### A block of data:
※ ※ ※
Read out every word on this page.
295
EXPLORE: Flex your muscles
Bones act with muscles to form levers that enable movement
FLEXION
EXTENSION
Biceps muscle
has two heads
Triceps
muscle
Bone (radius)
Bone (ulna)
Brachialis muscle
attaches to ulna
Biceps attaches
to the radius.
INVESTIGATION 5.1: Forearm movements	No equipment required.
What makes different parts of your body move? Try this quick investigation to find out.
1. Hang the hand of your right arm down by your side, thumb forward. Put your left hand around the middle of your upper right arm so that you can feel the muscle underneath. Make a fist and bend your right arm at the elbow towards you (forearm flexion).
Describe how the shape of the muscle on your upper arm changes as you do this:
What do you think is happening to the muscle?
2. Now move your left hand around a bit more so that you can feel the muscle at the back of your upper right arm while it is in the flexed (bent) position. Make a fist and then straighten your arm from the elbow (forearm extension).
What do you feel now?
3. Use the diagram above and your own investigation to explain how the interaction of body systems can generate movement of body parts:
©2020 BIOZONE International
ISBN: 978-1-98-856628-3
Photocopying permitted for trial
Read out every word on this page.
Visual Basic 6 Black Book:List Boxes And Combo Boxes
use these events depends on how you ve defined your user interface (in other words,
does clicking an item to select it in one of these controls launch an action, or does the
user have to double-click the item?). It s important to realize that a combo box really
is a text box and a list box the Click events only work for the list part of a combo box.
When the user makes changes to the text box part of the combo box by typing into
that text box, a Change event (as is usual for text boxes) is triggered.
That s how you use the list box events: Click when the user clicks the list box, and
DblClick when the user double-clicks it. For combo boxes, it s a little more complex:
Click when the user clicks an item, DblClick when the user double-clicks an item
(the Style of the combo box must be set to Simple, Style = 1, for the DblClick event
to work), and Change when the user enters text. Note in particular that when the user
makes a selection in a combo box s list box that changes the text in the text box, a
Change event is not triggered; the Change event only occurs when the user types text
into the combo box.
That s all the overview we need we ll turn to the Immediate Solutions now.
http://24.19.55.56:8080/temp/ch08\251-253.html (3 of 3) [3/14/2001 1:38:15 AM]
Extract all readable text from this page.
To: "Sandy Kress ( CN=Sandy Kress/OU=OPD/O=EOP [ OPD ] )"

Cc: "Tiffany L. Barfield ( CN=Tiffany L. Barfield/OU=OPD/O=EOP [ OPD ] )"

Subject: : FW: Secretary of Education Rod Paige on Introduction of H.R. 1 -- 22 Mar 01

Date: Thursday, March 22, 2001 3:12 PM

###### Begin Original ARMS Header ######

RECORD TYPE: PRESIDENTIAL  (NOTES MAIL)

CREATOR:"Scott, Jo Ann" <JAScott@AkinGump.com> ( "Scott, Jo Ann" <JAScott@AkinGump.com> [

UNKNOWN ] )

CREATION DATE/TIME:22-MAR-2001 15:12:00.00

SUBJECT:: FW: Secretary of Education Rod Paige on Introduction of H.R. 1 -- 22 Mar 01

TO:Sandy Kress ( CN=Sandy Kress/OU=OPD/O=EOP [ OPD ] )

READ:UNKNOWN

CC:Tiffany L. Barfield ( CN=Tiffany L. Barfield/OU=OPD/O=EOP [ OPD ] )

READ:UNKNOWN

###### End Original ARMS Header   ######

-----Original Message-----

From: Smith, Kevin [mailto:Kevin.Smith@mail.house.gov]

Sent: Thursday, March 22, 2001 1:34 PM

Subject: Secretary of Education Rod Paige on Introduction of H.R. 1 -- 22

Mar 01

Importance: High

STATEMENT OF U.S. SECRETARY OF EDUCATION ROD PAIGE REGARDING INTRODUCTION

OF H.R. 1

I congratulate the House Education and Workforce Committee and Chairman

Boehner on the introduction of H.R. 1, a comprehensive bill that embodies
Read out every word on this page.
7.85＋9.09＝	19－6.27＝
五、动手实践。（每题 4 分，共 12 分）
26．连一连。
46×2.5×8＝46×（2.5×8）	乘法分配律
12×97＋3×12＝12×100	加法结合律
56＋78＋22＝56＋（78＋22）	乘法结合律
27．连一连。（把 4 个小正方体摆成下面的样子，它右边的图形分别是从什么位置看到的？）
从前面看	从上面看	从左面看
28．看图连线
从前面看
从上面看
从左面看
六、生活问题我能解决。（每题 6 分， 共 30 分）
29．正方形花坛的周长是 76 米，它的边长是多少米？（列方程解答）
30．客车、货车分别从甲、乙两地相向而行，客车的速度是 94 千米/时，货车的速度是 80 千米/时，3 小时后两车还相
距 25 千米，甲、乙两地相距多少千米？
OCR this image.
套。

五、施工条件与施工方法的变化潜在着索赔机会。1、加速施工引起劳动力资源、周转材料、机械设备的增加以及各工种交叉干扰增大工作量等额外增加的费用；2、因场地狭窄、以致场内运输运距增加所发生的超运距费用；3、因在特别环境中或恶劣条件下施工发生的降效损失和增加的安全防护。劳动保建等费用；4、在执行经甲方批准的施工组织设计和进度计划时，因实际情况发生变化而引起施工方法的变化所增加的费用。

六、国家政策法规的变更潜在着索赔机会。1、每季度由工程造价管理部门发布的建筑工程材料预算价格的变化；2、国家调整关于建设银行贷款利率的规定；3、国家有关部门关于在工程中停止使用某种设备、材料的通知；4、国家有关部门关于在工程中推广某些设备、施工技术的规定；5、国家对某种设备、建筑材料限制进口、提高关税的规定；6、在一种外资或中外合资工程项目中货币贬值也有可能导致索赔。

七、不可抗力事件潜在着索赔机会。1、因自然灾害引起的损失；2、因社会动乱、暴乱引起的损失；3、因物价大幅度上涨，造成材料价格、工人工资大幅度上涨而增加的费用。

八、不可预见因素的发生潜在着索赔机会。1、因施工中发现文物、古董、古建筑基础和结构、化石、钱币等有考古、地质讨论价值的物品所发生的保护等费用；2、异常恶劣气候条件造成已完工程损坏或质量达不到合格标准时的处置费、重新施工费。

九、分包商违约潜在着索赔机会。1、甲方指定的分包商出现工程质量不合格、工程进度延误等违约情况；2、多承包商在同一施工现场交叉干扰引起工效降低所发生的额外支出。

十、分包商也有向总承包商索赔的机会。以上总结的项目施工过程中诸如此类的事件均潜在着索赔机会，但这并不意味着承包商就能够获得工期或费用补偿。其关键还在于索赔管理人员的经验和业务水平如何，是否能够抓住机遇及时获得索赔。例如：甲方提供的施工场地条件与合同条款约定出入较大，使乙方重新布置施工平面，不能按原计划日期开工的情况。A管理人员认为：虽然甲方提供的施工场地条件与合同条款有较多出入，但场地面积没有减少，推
※ ※ ※
### Stated problem:
List every line above that contains the word "Tiffany".

### Result of the exercise:
Cc: "Tiffany L. Barfield ( CN=Tiffany L. Barfield/OU=OPD/O=EOP [ OPD ] )"
CC:Tiffany L. Barfield ( CN=Tiffany L. Barfield/OU=OPD/O=EOP [ OPD ] )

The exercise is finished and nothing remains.